[Collection entries]
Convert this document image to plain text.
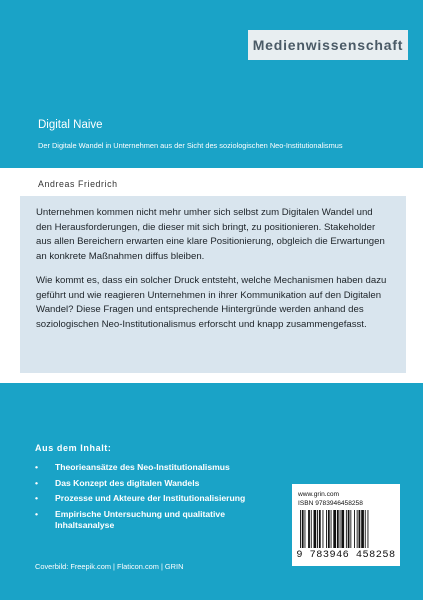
Medienwissenschaft
Digital Naive
Der Digitale Wandel in Unternehmen aus der Sicht des soziologischen Neo-Institutionalismus
Andreas Friedrich

Unternehmen kommen nicht mehr umher sich selbst zum Digitalen Wandel und den Herausforderungen, die dieser mit sich bringt, zu positionieren. Stakeholder aus allen Bereichern erwarten eine klare Positionierung, obgleich die Erwartungen an konkrete Maßnahmen diffus bleiben.

Wie kommt es, dass ein solcher Druck entsteht, welche Mechanismen haben dazu geführt und wie reagieren Unternehmen in ihrer Kommunikation auf den Digitalen Wandel? Diese Fragen und entsprechende Hintergründe werden anhand des soziologischen Neo-Institutionalismus erforscht und knapp zusammengefasst.

Aus dem Inhalt:
• Theorieansätze des Neo-Institutionalismus
• Das Konzept des digitalen Wandels
• Prozesse und Akteure der Institutionalisierung
• Empirische Untersuchung und qualitative Inhaltsanalyse
Coverbild: Freepik.com | Flaticon.com | GRIN
www.grin.com
ISBN 9783946458258
9 783946 458258
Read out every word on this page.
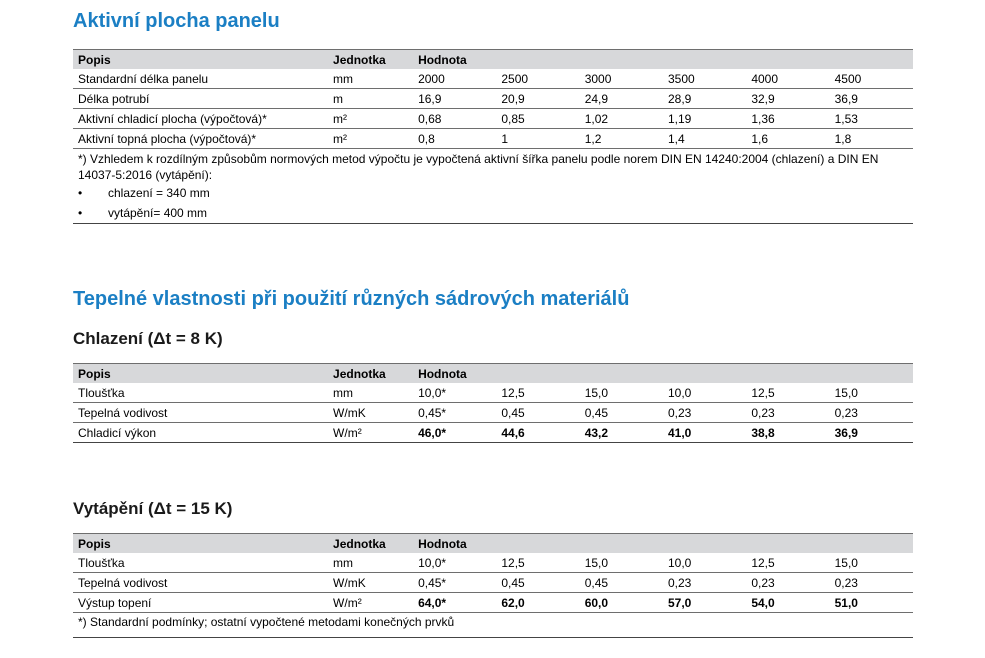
Aktivní plocha panelu
Popis	Jednotka	Hodnota					
Standardní délka panelu	mm	2000	2500	3000	3500	4000	4500
Délka potrubí	m	16,9	20,9	24,9	28,9	32,9	36,9
Aktivní chladicí plocha (výpočtová)*	m²	0,68	0,85	1,02	1,19	1,36	1,53
Aktivní topná plocha (výpočtová)*	m²	0,8	1	1,2	1,4	1,6	1,8

*) Vzhledem k rozdílným způsobům normových metod výpočtu je vypočtená aktivní šířka panelu podle norem DIN EN 14240:2004 (chlazení) a DIN EN 14037-5:2016 (vytápění):
• chlazení = 340 mm
• vytápění= 400 mm							
Tepelné vlastnosti při použití různých sádrových materiálů
Chlazení (Δt = 8 K)
Popis	Jednotka	Hodnota					
Tloušťka	mm	10,0*	12,5	15,0	10,0	12,5	15,0
Tepelná vodivost	W/mK	0,45*	0,45	0,45	0,23	0,23	0,23
Chladicí výkon	W/m²	46,0*	44,6	43,2	41,0	38,8	36,9
Vytápění (Δt = 15 K)
Popis	Jednotka	Hodnota					
Tloušťka	mm	10,0*	12,5	15,0	10,0	12,5	15,0
Tepelná vodivost	W/mK	0,45*	0,45	0,45	0,23	0,23	0,23
Výstup topení	W/m²	64,0*	62,0	60,0	57,0	54,0	51,0
*) Standardní podmínky; ostatní vypočtené metodami konečných prvků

◆ WHAT YOU NEED TO DO: Say how many lines in this material hold "soziologischen", and say nothing else.

◆ TASK RESPONSE: 2